Instructions to follow:
Return each line of the data below exactly, omitting any pictures.

--- BEGIN Entries provided ---

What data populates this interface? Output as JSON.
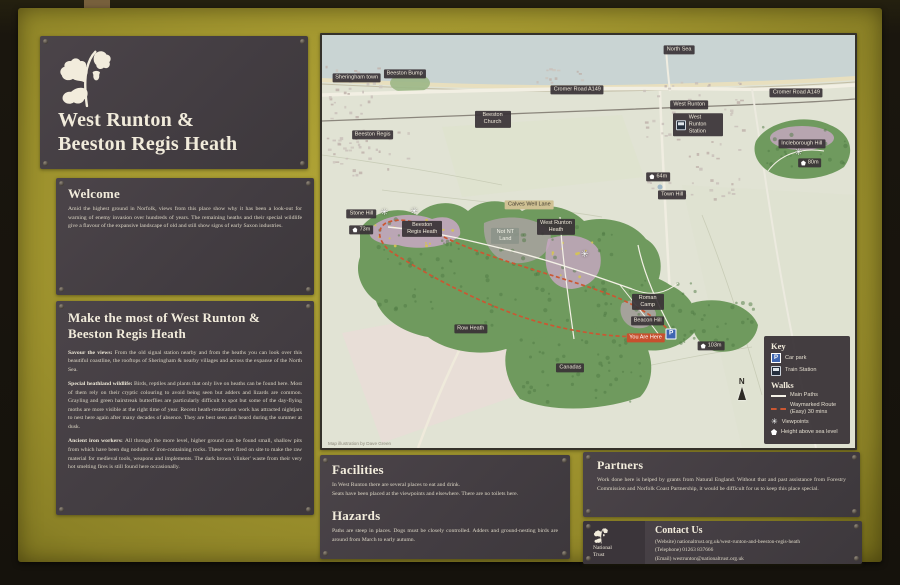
{
  "colors": {
    "board": "#a79b2e",
    "panel": "#464045",
    "accent_red": "#c8502e",
    "route": "#cb5732",
    "sea": "#c9d4d3",
    "wood": "#6f9a5e",
    "heather": "#c9a8c4"
  },
  "sign": {
    "title": {
      "line1": "West Runton &",
      "line2": "Beeston Regis Heath"
    },
    "welcome": {
      "heading": "Welcome",
      "body": "Amid the highest ground in Norfolk, views from this place show why it has been a look-out for warning of enemy invasion over hundreds of years. The remaining heaths and their special wildlife give a flavour of the expansive landscape of old and still show signs of early Saxon industries."
    },
    "make_the_most": {
      "heading": "Make the most of  West Runton & Beeston Regis Heath",
      "paragraphs": [
        {
          "lead": "Savour the views:",
          "text": "From the old signal station nearby and from the heaths you can look over this beautiful coastline, the rooftops of Sheringham & nearby villages and across the expanse of the North Sea."
        },
        {
          "lead": "Special heathland wildlife:",
          "text": "Birds, reptiles and plants that only live on heaths can be found here. Most of them rely on their cryptic colouring to avoid being seen but adders and lizards are common. Grayling and green hairstreak butterflies are particularly difficult to spot but some of the day-flying moths are more visible at the right time of year. Recent heath-restoration work has attracted nightjars to nest here again after many decades of absence. They are best seen and heard during the summer at dusk."
        },
        {
          "lead": "Ancient iron workers:",
          "text": "All through the more level, higher ground can be found small, shallow pits from which have been dug nodules of iron-containing rocks. These were fired on site to make the raw material for medieval tools, weapons and implements. The dark brown 'clinker' waste from their very hot smelting fires is still found here occasionally."
        }
      ]
    },
    "facilities": {
      "heading": "Facilities",
      "body": "In West Runton there are several places to eat and drink.\nSeats have been placed at the viewpoints and elsewhere.  There are no toilets here."
    },
    "hazards": {
      "heading": "Hazards",
      "body": "Paths are steep in places. Dogs must be closely controlled.  Adders and ground-nesting birds are around from March to early autumn."
    },
    "partners": {
      "heading": "Partners",
      "body": "Work done here is helped by grants from Natural England. Without that and past assistance from Forestry Commission and Norfolk Coast Partnership, it would be difficult for us to keep this place special."
    },
    "contact": {
      "heading": "Contact Us",
      "org": "National Trust",
      "lines": [
        "(Website) nationaltrust.org.uk/west-runton-and-beeston-regis-heath",
        "(Telephone) 01263 837666",
        "(Email) westrunton@nationaltrust.org.uk"
      ]
    }
  },
  "map": {
    "compass": "N",
    "credit": "Map illustration by Dave Green",
    "key": {
      "heading": "Key",
      "items": [
        {
          "icon": "carpark",
          "label": "Car park"
        },
        {
          "icon": "train",
          "label": "Train Station"
        }
      ],
      "walks_heading": "Walks",
      "walk_items": [
        {
          "icon": "path",
          "label": "Main Paths"
        },
        {
          "icon": "route",
          "label": "Waymarked Route (Easy) 30 mins"
        },
        {
          "icon": "view",
          "label": "Viewpoints"
        },
        {
          "icon": "height",
          "label": "Height above sea level"
        }
      ]
    },
    "labels": [
      {
        "text": "North Sea",
        "type": "dark",
        "x": 67.0,
        "y": 3.6
      },
      {
        "text": "Beeston Bump",
        "type": "dark",
        "x": 15.5,
        "y": 9.4
      },
      {
        "text": "Sheringham town",
        "type": "dark",
        "x": 6.5,
        "y": 10.3
      },
      {
        "text": "Beeston Church",
        "type": "dark",
        "x": 32.0,
        "y": 20.4,
        "w": 30
      },
      {
        "text": "Beeston Regis",
        "type": "dark",
        "x": 9.5,
        "y": 24.2
      },
      {
        "text": "Cromer Road A149",
        "type": "dark",
        "x": 47.9,
        "y": 13.2
      },
      {
        "text": "Cromer Road A149",
        "type": "dark",
        "x": 89.0,
        "y": 14.1
      },
      {
        "text": "West Runton",
        "type": "dark",
        "x": 68.9,
        "y": 17.0
      },
      {
        "text": "West Runton Station",
        "type": "station",
        "x": 70.5,
        "y": 21.8
      },
      {
        "text": "64m",
        "type": "height",
        "x": 63.1,
        "y": 34.3
      },
      {
        "text": "Town Hill",
        "type": "dark",
        "x": 65.7,
        "y": 38.8
      },
      {
        "text": "Incleborough Hill",
        "type": "dark",
        "x": 90.0,
        "y": 26.4
      },
      {
        "text": "80m",
        "type": "height",
        "x": 91.5,
        "y": 31.0
      },
      {
        "text": "Stone Hill",
        "type": "dark",
        "x": 7.4,
        "y": 43.4
      },
      {
        "text": "73m",
        "type": "height",
        "x": 7.4,
        "y": 47.2
      },
      {
        "text": "Beeston Regis Heath",
        "type": "dark",
        "x": 18.8,
        "y": 47.0,
        "w": 34
      },
      {
        "text": "Calves Well Lane",
        "type": "tan",
        "x": 38.9,
        "y": 41.2
      },
      {
        "text": "Not NT Land",
        "type": "grey",
        "x": 34.4,
        "y": 48.7,
        "w": 22
      },
      {
        "text": "West Runton Heath",
        "type": "dark",
        "x": 43.9,
        "y": 46.5,
        "w": 32
      },
      {
        "text": "Roman Camp",
        "type": "dark",
        "x": 61.1,
        "y": 64.7,
        "w": 26
      },
      {
        "text": "Beacon Hill",
        "type": "dark",
        "x": 61.1,
        "y": 69.2
      },
      {
        "text": "You Are Here",
        "type": "red",
        "x": 60.7,
        "y": 73.4
      },
      {
        "text": "P",
        "type": "carpark",
        "x": 65.5,
        "y": 72.4
      },
      {
        "text": "103m",
        "type": "height",
        "x": 73.0,
        "y": 75.3
      },
      {
        "text": "Row Heath",
        "type": "dark",
        "x": 27.9,
        "y": 71.2
      },
      {
        "text": "Canadas",
        "type": "dark",
        "x": 46.6,
        "y": 80.6
      },
      {
        "text": "",
        "type": "viewpoint",
        "x": 11.7,
        "y": 43.2
      },
      {
        "text": "",
        "type": "viewpoint",
        "x": 17.3,
        "y": 42.8
      },
      {
        "text": "",
        "type": "viewpoint",
        "x": 49.3,
        "y": 53.2
      },
      {
        "text": "",
        "type": "viewpoint",
        "x": 89.4,
        "y": 28.6
      }
    ]
  }
}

--- END Entries provided ---

The response:
What data populates this interface? Output as JSON.
{
  "colors": {
    "board": "#a79b2e",
    "panel": "#464045",
    "accent_red": "#c8502e",
    "route": "#cb5732",
    "sea": "#c9d4d3",
    "wood": "#6f9a5e",
    "heather": "#c9a8c4"
  },
  "sign": {
    "title": {
      "line1": "West Runton &",
      "line2": "Beeston Regis Heath"
    },
    "welcome": {
      "heading": "Welcome",
      "body": "Amid the highest ground in Norfolk, views from this place show why it has been a look-out for warning of enemy invasion over hundreds of years. The remaining heaths and their special wildlife give a flavour of the expansive landscape of old and still show signs of early Saxon industries."
    },
    "make_the_most": {
      "heading": "Make the most of  West Runton & Beeston Regis Heath",
      "paragraphs": [
        {
          "lead": "Savour the views:",
          "text": "From the old signal station nearby and from the heaths you can look over this beautiful coastline, the rooftops of Sheringham & nearby villages and across the expanse of the North Sea."
        },
        {
          "lead": "Special heathland wildlife:",
          "text": "Birds, reptiles and plants that only live on heaths can be found here. Most of them rely on their cryptic colouring to avoid being seen but adders and lizards are common. Grayling and green hairstreak butterflies are particularly difficult to spot but some of the day-flying moths are more visible at the right time of year. Recent heath-restoration work has attracted nightjars to nest here again after many decades of absence. They are best seen and heard during the summer at dusk."
        },
        {
          "lead": "Ancient iron workers:",
          "text": "All through the more level, higher ground can be found small, shallow pits from which have been dug nodules of iron-containing rocks. These were fired on site to make the raw material for medieval tools, weapons and implements. The dark brown 'clinker' waste from their very hot smelting fires is still found here occasionally."
        }
      ]
    },
    "facilities": {
      "heading": "Facilities",
      "body": "In West Runton there are several places to eat and drink.\nSeats have been placed at the viewpoints and elsewhere.  There are no toilets here."
    },
    "hazards": {
      "heading": "Hazards",
      "body": "Paths are steep in places. Dogs must be closely controlled.  Adders and ground-nesting birds are around from March to early autumn."
    },
    "partners": {
      "heading": "Partners",
      "body": "Work done here is helped by grants from Natural England. Without that and past assistance from Forestry Commission and Norfolk Coast Partnership, it would be difficult for us to keep this place special."
    },
    "contact": {
      "heading": "Contact Us",
      "org": "National Trust",
      "lines": [
        "(Website) nationaltrust.org.uk/west-runton-and-beeston-regis-heath",
        "(Telephone) 01263 837666",
        "(Email) westrunton@nationaltrust.org.uk"
      ]
    }
  },
  "map": {
    "compass": "N",
    "credit": "Map illustration by Dave Green",
    "key": {
      "heading": "Key",
      "items": [
        {
          "icon": "carpark",
          "label": "Car park"
        },
        {
          "icon": "train",
          "label": "Train Station"
        }
      ],
      "walks_heading": "Walks",
      "walk_items": [
        {
          "icon": "path",
          "label": "Main Paths"
        },
        {
          "icon": "route",
          "label": "Waymarked Route (Easy) 30 mins"
        },
        {
          "icon": "view",
          "label": "Viewpoints"
        },
        {
          "icon": "height",
          "label": "Height above sea level"
        }
      ]
    },
    "labels": [
      {
        "text": "North Sea",
        "type": "dark",
        "x": 67.0,
        "y": 3.6
      },
      {
        "text": "Beeston Bump",
        "type": "dark",
        "x": 15.5,
        "y": 9.4
      },
      {
        "text": "Sheringham town",
        "type": "dark",
        "x": 6.5,
        "y": 10.3
      },
      {
        "text": "Beeston Church",
        "type": "dark",
        "x": 32.0,
        "y": 20.4,
        "w": 30
      },
      {
        "text": "Beeston Regis",
        "type": "dark",
        "x": 9.5,
        "y": 24.2
      },
      {
        "text": "Cromer Road A149",
        "type": "dark",
        "x": 47.9,
        "y": 13.2
      },
      {
        "text": "Cromer Road A149",
        "type": "dark",
        "x": 89.0,
        "y": 14.1
      },
      {
        "text": "West Runton",
        "type": "dark",
        "x": 68.9,
        "y": 17.0
      },
      {
        "text": "West Runton Station",
        "type": "station",
        "x": 70.5,
        "y": 21.8
      },
      {
        "text": "64m",
        "type": "height",
        "x": 63.1,
        "y": 34.3
      },
      {
        "text": "Town Hill",
        "type": "dark",
        "x": 65.7,
        "y": 38.8
      },
      {
        "text": "Incleborough Hill",
        "type": "dark",
        "x": 90.0,
        "y": 26.4
      },
      {
        "text": "80m",
        "type": "height",
        "x": 91.5,
        "y": 31.0
      },
      {
        "text": "Stone Hill",
        "type": "dark",
        "x": 7.4,
        "y": 43.4
      },
      {
        "text": "73m",
        "type": "height",
        "x": 7.4,
        "y": 47.2
      },
      {
        "text": "Beeston Regis Heath",
        "type": "dark",
        "x": 18.8,
        "y": 47.0,
        "w": 34
      },
      {
        "text": "Calves Well Lane",
        "type": "tan",
        "x": 38.9,
        "y": 41.2
      },
      {
        "text": "Not NT Land",
        "type": "grey",
        "x": 34.4,
        "y": 48.7,
        "w": 22
      },
      {
        "text": "West Runton Heath",
        "type": "dark",
        "x": 43.9,
        "y": 46.5,
        "w": 32
      },
      {
        "text": "Roman Camp",
        "type": "dark",
        "x": 61.1,
        "y": 64.7,
        "w": 26
      },
      {
        "text": "Beacon Hill",
        "type": "dark",
        "x": 61.1,
        "y": 69.2
      },
      {
        "text": "You Are Here",
        "type": "red",
        "x": 60.7,
        "y": 73.4
      },
      {
        "text": "P",
        "type": "carpark",
        "x": 65.5,
        "y": 72.4
      },
      {
        "text": "103m",
        "type": "height",
        "x": 73.0,
        "y": 75.3
      },
      {
        "text": "Row Heath",
        "type": "dark",
        "x": 27.9,
        "y": 71.2
      },
      {
        "text": "Canadas",
        "type": "dark",
        "x": 46.6,
        "y": 80.6
      },
      {
        "text": "",
        "type": "viewpoint",
        "x": 11.7,
        "y": 43.2
      },
      {
        "text": "",
        "type": "viewpoint",
        "x": 17.3,
        "y": 42.8
      },
      {
        "text": "",
        "type": "viewpoint",
        "x": 49.3,
        "y": 53.2
      },
      {
        "text": "",
        "type": "viewpoint",
        "x": 89.4,
        "y": 28.6
      }
    ]
  }
}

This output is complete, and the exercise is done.